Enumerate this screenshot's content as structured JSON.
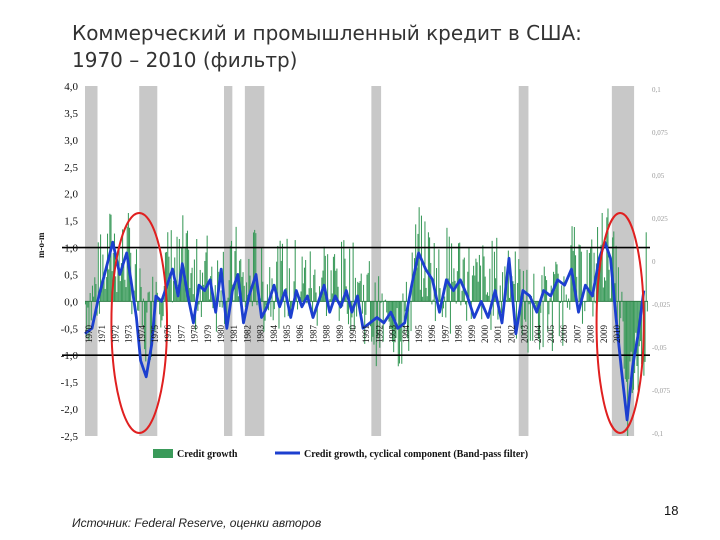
{
  "slide": {
    "title_line1": "Коммерческий и промышленный кредит в США:",
    "title_line2": "1970 – 2010 (фильтр)",
    "source": "Источник: Federal Reserve, оценки авторов",
    "page_number": "18"
  },
  "chart_data": {
    "type": "bar+line",
    "ylabel": "m-o-m",
    "ylim": [
      -2.5,
      4.0
    ],
    "yticks": [
      "4,0",
      "3,5",
      "3,0",
      "2,5",
      "2,0",
      "1,5",
      "1,0",
      "0,5",
      "0,0",
      "-0,5",
      "-1,0",
      "-1,5",
      "-2,0",
      "-2,5"
    ],
    "right_ticks": [
      "0,1",
      "0,075",
      "0,05",
      "0,025",
      "0",
      "-0,025",
      "-0,05",
      "-0,075",
      "-0,1"
    ],
    "x_labels": [
      "1970",
      "1971",
      "1972",
      "1973",
      "1974",
      "1975",
      "1976",
      "1977",
      "1978",
      "1979",
      "1980",
      "1981",
      "1982",
      "1983",
      "1984",
      "1985",
      "1986",
      "1987",
      "1988",
      "1989",
      "1990",
      "1991",
      "1992",
      "1993",
      "1994",
      "1995",
      "1996",
      "1997",
      "1998",
      "1999",
      "2000",
      "2001",
      "2002",
      "2003",
      "2004",
      "2005",
      "2006",
      "2007",
      "2008",
      "2009",
      "2010"
    ],
    "recessions": [
      [
        1970.0,
        1970.9
      ],
      [
        1973.9,
        1975.2
      ],
      [
        1980.0,
        1980.6
      ],
      [
        1981.5,
        1982.9
      ],
      [
        1990.6,
        1991.3
      ],
      [
        2001.2,
        2001.9
      ],
      [
        2007.9,
        2009.5
      ]
    ],
    "reference_lines": [
      1.0,
      -1.0
    ],
    "highlight_periods": [
      [
        1971.9,
        1975.9
      ],
      [
        2006.8,
        2010.2
      ]
    ],
    "legend": {
      "bars": "Credit growth",
      "line": "Credit growth, cyclical component (Band-pass filter)"
    },
    "colors": {
      "bars": "#3a9a5a",
      "line": "#1c3fcf",
      "recession": "#c8c8c8",
      "highlight": "#e02020",
      "reference": "#000000"
    },
    "cyclical": {
      "x": [
        1970.0,
        1970.5,
        1971.0,
        1971.5,
        1972.0,
        1972.5,
        1973.0,
        1973.3,
        1973.7,
        1974.0,
        1974.4,
        1974.8,
        1975.1,
        1975.5,
        1975.9,
        1976.3,
        1976.7,
        1977.0,
        1977.4,
        1977.8,
        1978.2,
        1978.6,
        1979.0,
        1979.4,
        1979.8,
        1980.2,
        1980.6,
        1981.0,
        1981.4,
        1981.8,
        1982.3,
        1982.7,
        1983.1,
        1983.6,
        1984.0,
        1984.4,
        1984.8,
        1985.2,
        1985.6,
        1986.0,
        1986.4,
        1986.8,
        1987.2,
        1987.6,
        1988.0,
        1988.4,
        1988.8,
        1989.2,
        1989.6,
        1990.0,
        1990.5,
        1991.0,
        1991.5,
        1992.0,
        1992.5,
        1993.0,
        1993.5,
        1994.0,
        1994.5,
        1995.0,
        1995.5,
        1996.0,
        1996.5,
        1997.0,
        1997.5,
        1998.0,
        1998.5,
        1999.0,
        1999.5,
        2000.0,
        2000.5,
        2001.0,
        2001.5,
        2002.0,
        2002.5,
        2003.0,
        2003.5,
        2004.0,
        2004.5,
        2005.0,
        2005.5,
        2006.0,
        2006.5,
        2007.0,
        2007.4,
        2007.8,
        2008.2,
        2008.6,
        2009.0,
        2009.4,
        2009.8,
        2010.2
      ],
      "y": [
        -0.6,
        -0.5,
        0.1,
        0.6,
        1.1,
        0.5,
        0.9,
        0.4,
        -0.3,
        -1.1,
        -1.4,
        -0.8,
        0.1,
        0.0,
        0.3,
        0.6,
        0.1,
        0.7,
        0.1,
        -0.4,
        0.3,
        0.2,
        0.4,
        -0.2,
        0.6,
        -0.5,
        0.2,
        0.5,
        -0.4,
        0.1,
        0.5,
        -0.3,
        -0.1,
        0.3,
        -0.1,
        0.2,
        -0.3,
        0.2,
        -0.1,
        0.1,
        -0.3,
        0.0,
        0.3,
        -0.2,
        0.1,
        -0.1,
        0.2,
        -0.2,
        0.1,
        -0.5,
        -0.4,
        -0.3,
        -0.4,
        -0.2,
        -0.5,
        -0.4,
        0.3,
        0.9,
        0.6,
        0.4,
        -0.2,
        0.4,
        0.2,
        0.4,
        0.1,
        -0.3,
        0.0,
        -0.3,
        0.2,
        -0.4,
        0.8,
        -0.6,
        0.2,
        0.1,
        -0.2,
        0.2,
        0.1,
        0.4,
        0.3,
        0.6,
        -0.2,
        0.3,
        0.1,
        0.8,
        1.1,
        0.8,
        -0.3,
        -1.3,
        -2.2,
        -1.2,
        -0.6,
        0.2
      ]
    }
  }
}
________
*PROBLEM DETAILS:* Leave out the pictures and transcribe everything else exactly.

*RESULT OF THE TASK:*
Enumerate this screenshot's content as structured JSON.
{
  "slide": {
    "title_line1": "Коммерческий и промышленный кредит в США:",
    "title_line2": "1970 – 2010 (фильтр)",
    "source": "Источник: Federal Reserve, оценки авторов",
    "page_number": "18"
  },
  "chart_data": {
    "type": "bar+line",
    "ylabel": "m-o-m",
    "ylim": [
      -2.5,
      4.0
    ],
    "yticks": [
      "4,0",
      "3,5",
      "3,0",
      "2,5",
      "2,0",
      "1,5",
      "1,0",
      "0,5",
      "0,0",
      "-0,5",
      "-1,0",
      "-1,5",
      "-2,0",
      "-2,5"
    ],
    "right_ticks": [
      "0,1",
      "0,075",
      "0,05",
      "0,025",
      "0",
      "-0,025",
      "-0,05",
      "-0,075",
      "-0,1"
    ],
    "x_labels": [
      "1970",
      "1971",
      "1972",
      "1973",
      "1974",
      "1975",
      "1976",
      "1977",
      "1978",
      "1979",
      "1980",
      "1981",
      "1982",
      "1983",
      "1984",
      "1985",
      "1986",
      "1987",
      "1988",
      "1989",
      "1990",
      "1991",
      "1992",
      "1993",
      "1994",
      "1995",
      "1996",
      "1997",
      "1998",
      "1999",
      "2000",
      "2001",
      "2002",
      "2003",
      "2004",
      "2005",
      "2006",
      "2007",
      "2008",
      "2009",
      "2010"
    ],
    "recessions": [
      [
        1970.0,
        1970.9
      ],
      [
        1973.9,
        1975.2
      ],
      [
        1980.0,
        1980.6
      ],
      [
        1981.5,
        1982.9
      ],
      [
        1990.6,
        1991.3
      ],
      [
        2001.2,
        2001.9
      ],
      [
        2007.9,
        2009.5
      ]
    ],
    "reference_lines": [
      1.0,
      -1.0
    ],
    "highlight_periods": [
      [
        1971.9,
        1975.9
      ],
      [
        2006.8,
        2010.2
      ]
    ],
    "legend": {
      "bars": "Credit growth",
      "line": "Credit growth, cyclical component (Band-pass filter)"
    },
    "colors": {
      "bars": "#3a9a5a",
      "line": "#1c3fcf",
      "recession": "#c8c8c8",
      "highlight": "#e02020",
      "reference": "#000000"
    },
    "cyclical": {
      "x": [
        1970.0,
        1970.5,
        1971.0,
        1971.5,
        1972.0,
        1972.5,
        1973.0,
        1973.3,
        1973.7,
        1974.0,
        1974.4,
        1974.8,
        1975.1,
        1975.5,
        1975.9,
        1976.3,
        1976.7,
        1977.0,
        1977.4,
        1977.8,
        1978.2,
        1978.6,
        1979.0,
        1979.4,
        1979.8,
        1980.2,
        1980.6,
        1981.0,
        1981.4,
        1981.8,
        1982.3,
        1982.7,
        1983.1,
        1983.6,
        1984.0,
        1984.4,
        1984.8,
        1985.2,
        1985.6,
        1986.0,
        1986.4,
        1986.8,
        1987.2,
        1987.6,
        1988.0,
        1988.4,
        1988.8,
        1989.2,
        1989.6,
        1990.0,
        1990.5,
        1991.0,
        1991.5,
        1992.0,
        1992.5,
        1993.0,
        1993.5,
        1994.0,
        1994.5,
        1995.0,
        1995.5,
        1996.0,
        1996.5,
        1997.0,
        1997.5,
        1998.0,
        1998.5,
        1999.0,
        1999.5,
        2000.0,
        2000.5,
        2001.0,
        2001.5,
        2002.0,
        2002.5,
        2003.0,
        2003.5,
        2004.0,
        2004.5,
        2005.0,
        2005.5,
        2006.0,
        2006.5,
        2007.0,
        2007.4,
        2007.8,
        2008.2,
        2008.6,
        2009.0,
        2009.4,
        2009.8,
        2010.2
      ],
      "y": [
        -0.6,
        -0.5,
        0.1,
        0.6,
        1.1,
        0.5,
        0.9,
        0.4,
        -0.3,
        -1.1,
        -1.4,
        -0.8,
        0.1,
        0.0,
        0.3,
        0.6,
        0.1,
        0.7,
        0.1,
        -0.4,
        0.3,
        0.2,
        0.4,
        -0.2,
        0.6,
        -0.5,
        0.2,
        0.5,
        -0.4,
        0.1,
        0.5,
        -0.3,
        -0.1,
        0.3,
        -0.1,
        0.2,
        -0.3,
        0.2,
        -0.1,
        0.1,
        -0.3,
        0.0,
        0.3,
        -0.2,
        0.1,
        -0.1,
        0.2,
        -0.2,
        0.1,
        -0.5,
        -0.4,
        -0.3,
        -0.4,
        -0.2,
        -0.5,
        -0.4,
        0.3,
        0.9,
        0.6,
        0.4,
        -0.2,
        0.4,
        0.2,
        0.4,
        0.1,
        -0.3,
        0.0,
        -0.3,
        0.2,
        -0.4,
        0.8,
        -0.6,
        0.2,
        0.1,
        -0.2,
        0.2,
        0.1,
        0.4,
        0.3,
        0.6,
        -0.2,
        0.3,
        0.1,
        0.8,
        1.1,
        0.8,
        -0.3,
        -1.3,
        -2.2,
        -1.2,
        -0.6,
        0.2
      ]
    }
  }
}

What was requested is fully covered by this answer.